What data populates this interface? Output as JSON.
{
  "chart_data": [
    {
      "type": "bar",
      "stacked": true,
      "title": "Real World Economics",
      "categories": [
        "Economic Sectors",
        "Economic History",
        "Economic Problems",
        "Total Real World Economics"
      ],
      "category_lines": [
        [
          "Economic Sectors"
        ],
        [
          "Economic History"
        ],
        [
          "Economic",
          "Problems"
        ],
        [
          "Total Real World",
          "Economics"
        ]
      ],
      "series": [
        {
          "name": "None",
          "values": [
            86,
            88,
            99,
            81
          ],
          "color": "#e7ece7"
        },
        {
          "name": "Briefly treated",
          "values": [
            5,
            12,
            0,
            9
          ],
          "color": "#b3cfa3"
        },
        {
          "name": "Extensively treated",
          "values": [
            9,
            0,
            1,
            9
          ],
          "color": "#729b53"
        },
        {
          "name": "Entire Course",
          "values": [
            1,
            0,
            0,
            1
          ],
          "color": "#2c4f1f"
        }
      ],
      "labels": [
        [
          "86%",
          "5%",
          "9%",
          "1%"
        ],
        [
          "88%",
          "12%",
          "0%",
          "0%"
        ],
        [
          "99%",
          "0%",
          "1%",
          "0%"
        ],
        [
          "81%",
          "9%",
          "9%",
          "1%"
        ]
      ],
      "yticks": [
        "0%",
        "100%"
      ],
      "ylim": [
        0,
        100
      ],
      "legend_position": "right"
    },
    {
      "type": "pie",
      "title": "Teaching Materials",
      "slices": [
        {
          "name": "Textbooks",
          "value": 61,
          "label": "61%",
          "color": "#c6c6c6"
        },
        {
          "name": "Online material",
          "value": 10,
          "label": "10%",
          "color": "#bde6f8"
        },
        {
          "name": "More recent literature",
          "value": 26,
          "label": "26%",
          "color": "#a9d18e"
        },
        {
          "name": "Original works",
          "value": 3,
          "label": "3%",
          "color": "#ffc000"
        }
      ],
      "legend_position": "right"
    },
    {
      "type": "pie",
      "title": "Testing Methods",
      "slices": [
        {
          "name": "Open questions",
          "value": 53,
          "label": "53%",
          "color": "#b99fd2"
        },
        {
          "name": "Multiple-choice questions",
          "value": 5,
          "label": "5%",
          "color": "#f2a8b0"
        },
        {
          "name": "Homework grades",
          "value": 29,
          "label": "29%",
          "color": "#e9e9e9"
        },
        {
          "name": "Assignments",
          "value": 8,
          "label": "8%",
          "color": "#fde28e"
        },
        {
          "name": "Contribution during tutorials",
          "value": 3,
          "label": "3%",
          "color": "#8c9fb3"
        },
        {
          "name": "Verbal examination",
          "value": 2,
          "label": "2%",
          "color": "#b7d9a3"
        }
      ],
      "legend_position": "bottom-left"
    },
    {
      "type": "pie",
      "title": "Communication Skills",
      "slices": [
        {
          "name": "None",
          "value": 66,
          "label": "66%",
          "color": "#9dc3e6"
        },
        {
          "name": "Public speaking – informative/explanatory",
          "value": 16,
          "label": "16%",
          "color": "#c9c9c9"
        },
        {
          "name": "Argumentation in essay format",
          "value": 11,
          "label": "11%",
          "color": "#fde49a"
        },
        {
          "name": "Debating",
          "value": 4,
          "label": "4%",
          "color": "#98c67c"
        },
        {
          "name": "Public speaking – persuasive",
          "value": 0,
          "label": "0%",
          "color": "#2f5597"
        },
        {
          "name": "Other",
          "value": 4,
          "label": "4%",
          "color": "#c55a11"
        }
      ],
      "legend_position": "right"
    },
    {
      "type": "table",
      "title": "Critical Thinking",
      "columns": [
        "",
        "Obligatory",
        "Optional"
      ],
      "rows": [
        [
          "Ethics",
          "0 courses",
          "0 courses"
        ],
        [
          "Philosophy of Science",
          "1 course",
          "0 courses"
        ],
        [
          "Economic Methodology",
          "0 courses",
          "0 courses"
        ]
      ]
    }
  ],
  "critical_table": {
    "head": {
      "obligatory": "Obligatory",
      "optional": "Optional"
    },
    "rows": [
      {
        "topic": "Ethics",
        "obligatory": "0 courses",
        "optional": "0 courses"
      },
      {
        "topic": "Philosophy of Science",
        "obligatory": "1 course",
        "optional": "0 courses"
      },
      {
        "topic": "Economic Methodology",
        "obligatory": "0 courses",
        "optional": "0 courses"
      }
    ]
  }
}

◇ ◇ ◇ ◇ ◇

■ EXERCISE DETAILS
Transcribe each entry exactly.

■ REPLY
What data populates this interface? Output as JSON.
{
  "chart_data": [
    {
      "type": "bar",
      "stacked": true,
      "title": "Real World Economics",
      "categories": [
        "Economic Sectors",
        "Economic History",
        "Economic Problems",
        "Total Real World Economics"
      ],
      "category_lines": [
        [
          "Economic Sectors"
        ],
        [
          "Economic History"
        ],
        [
          "Economic",
          "Problems"
        ],
        [
          "Total Real World",
          "Economics"
        ]
      ],
      "series": [
        {
          "name": "None",
          "values": [
            86,
            88,
            99,
            81
          ],
          "color": "#e7ece7"
        },
        {
          "name": "Briefly treated",
          "values": [
            5,
            12,
            0,
            9
          ],
          "color": "#b3cfa3"
        },
        {
          "name": "Extensively treated",
          "values": [
            9,
            0,
            1,
            9
          ],
          "color": "#729b53"
        },
        {
          "name": "Entire Course",
          "values": [
            1,
            0,
            0,
            1
          ],
          "color": "#2c4f1f"
        }
      ],
      "labels": [
        [
          "86%",
          "5%",
          "9%",
          "1%"
        ],
        [
          "88%",
          "12%",
          "0%",
          "0%"
        ],
        [
          "99%",
          "0%",
          "1%",
          "0%"
        ],
        [
          "81%",
          "9%",
          "9%",
          "1%"
        ]
      ],
      "yticks": [
        "0%",
        "100%"
      ],
      "ylim": [
        0,
        100
      ],
      "legend_position": "right"
    },
    {
      "type": "pie",
      "title": "Teaching Materials",
      "slices": [
        {
          "name": "Textbooks",
          "value": 61,
          "label": "61%",
          "color": "#c6c6c6"
        },
        {
          "name": "Online material",
          "value": 10,
          "label": "10%",
          "color": "#bde6f8"
        },
        {
          "name": "More recent literature",
          "value": 26,
          "label": "26%",
          "color": "#a9d18e"
        },
        {
          "name": "Original works",
          "value": 3,
          "label": "3%",
          "color": "#ffc000"
        }
      ],
      "legend_position": "right"
    },
    {
      "type": "pie",
      "title": "Testing Methods",
      "slices": [
        {
          "name": "Open questions",
          "value": 53,
          "label": "53%",
          "color": "#b99fd2"
        },
        {
          "name": "Multiple-choice questions",
          "value": 5,
          "label": "5%",
          "color": "#f2a8b0"
        },
        {
          "name": "Homework grades",
          "value": 29,
          "label": "29%",
          "color": "#e9e9e9"
        },
        {
          "name": "Assignments",
          "value": 8,
          "label": "8%",
          "color": "#fde28e"
        },
        {
          "name": "Contribution during tutorials",
          "value": 3,
          "label": "3%",
          "color": "#8c9fb3"
        },
        {
          "name": "Verbal examination",
          "value": 2,
          "label": "2%",
          "color": "#b7d9a3"
        }
      ],
      "legend_position": "bottom-left"
    },
    {
      "type": "pie",
      "title": "Communication Skills",
      "slices": [
        {
          "name": "None",
          "value": 66,
          "label": "66%",
          "color": "#9dc3e6"
        },
        {
          "name": "Public speaking – informative/explanatory",
          "value": 16,
          "label": "16%",
          "color": "#c9c9c9"
        },
        {
          "name": "Argumentation in essay format",
          "value": 11,
          "label": "11%",
          "color": "#fde49a"
        },
        {
          "name": "Debating",
          "value": 4,
          "label": "4%",
          "color": "#98c67c"
        },
        {
          "name": "Public speaking – persuasive",
          "value": 0,
          "label": "0%",
          "color": "#2f5597"
        },
        {
          "name": "Other",
          "value": 4,
          "label": "4%",
          "color": "#c55a11"
        }
      ],
      "legend_position": "right"
    },
    {
      "type": "table",
      "title": "Critical Thinking",
      "columns": [
        "",
        "Obligatory",
        "Optional"
      ],
      "rows": [
        [
          "Ethics",
          "0 courses",
          "0 courses"
        ],
        [
          "Philosophy of Science",
          "1 course",
          "0 courses"
        ],
        [
          "Economic Methodology",
          "0 courses",
          "0 courses"
        ]
      ]
    }
  ],
  "critical_table": {
    "head": {
      "obligatory": "Obligatory",
      "optional": "Optional"
    },
    "rows": [
      {
        "topic": "Ethics",
        "obligatory": "0 courses",
        "optional": "0 courses"
      },
      {
        "topic": "Philosophy of Science",
        "obligatory": "1 course",
        "optional": "0 courses"
      },
      {
        "topic": "Economic Methodology",
        "obligatory": "0 courses",
        "optional": "0 courses"
      }
    ]
  }
}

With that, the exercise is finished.